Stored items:

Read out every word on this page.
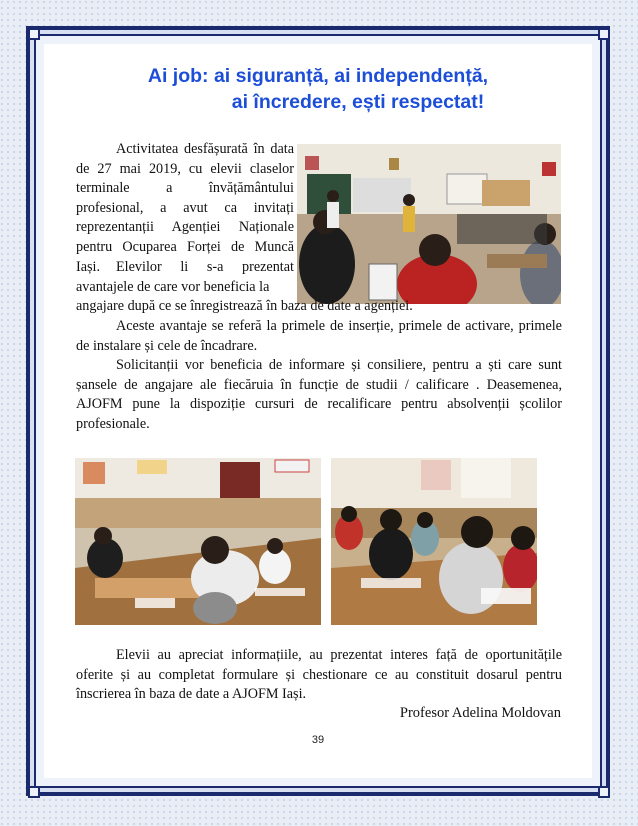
Ai job: ai siguranță, ai independență,
ai încredere, ești respectat!
Activitatea desfășurată în data de 27 mai 2019, cu elevii claselor terminale a învățământului profesional, a avut ca invitați reprezentanții Agenției Naționale pentru Ocuparea Forței de Muncă Iași.	Elevilor li s-a prezentat avantajele de care vor beneficia la
angajare după ce se înregistrează în baza de date a agenției.
Aceste avantaje se referă la primele de inserție, primele de activare, primele de instalare și cele de încadrare.
Solicitanții vor beneficia de informare și consiliere, pentru a ști care sunt șansele de angajare ale fiecăruia în funcție de studii / calificare . Deasemenea, AJOFM pune la dispoziție cursuri de recalificare pentru absolvenții școlilor profesionale.
Elevii au apreciat informațiile, au prezentat interes față de oportunitățile oferite și au completat formulare și chestionare ce au constituit dosarul pentru înscrierea în baza de date a AJOFM Iași.
Profesor Adelina Moldovan
39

TASK DESCRIPTION
Select and copy every line of the material that holds the string "baza".

OUTPUT FOR THIS TASK
angajare după ce se înregistrează în baza de date a agenției.
Elevii au apreciat informațiile, au prezentat interes față de oportunitățile oferite și au completat formulare și chestionare ce au constituit dosarul pentru înscrierea în baza de date a AJOFM Iași.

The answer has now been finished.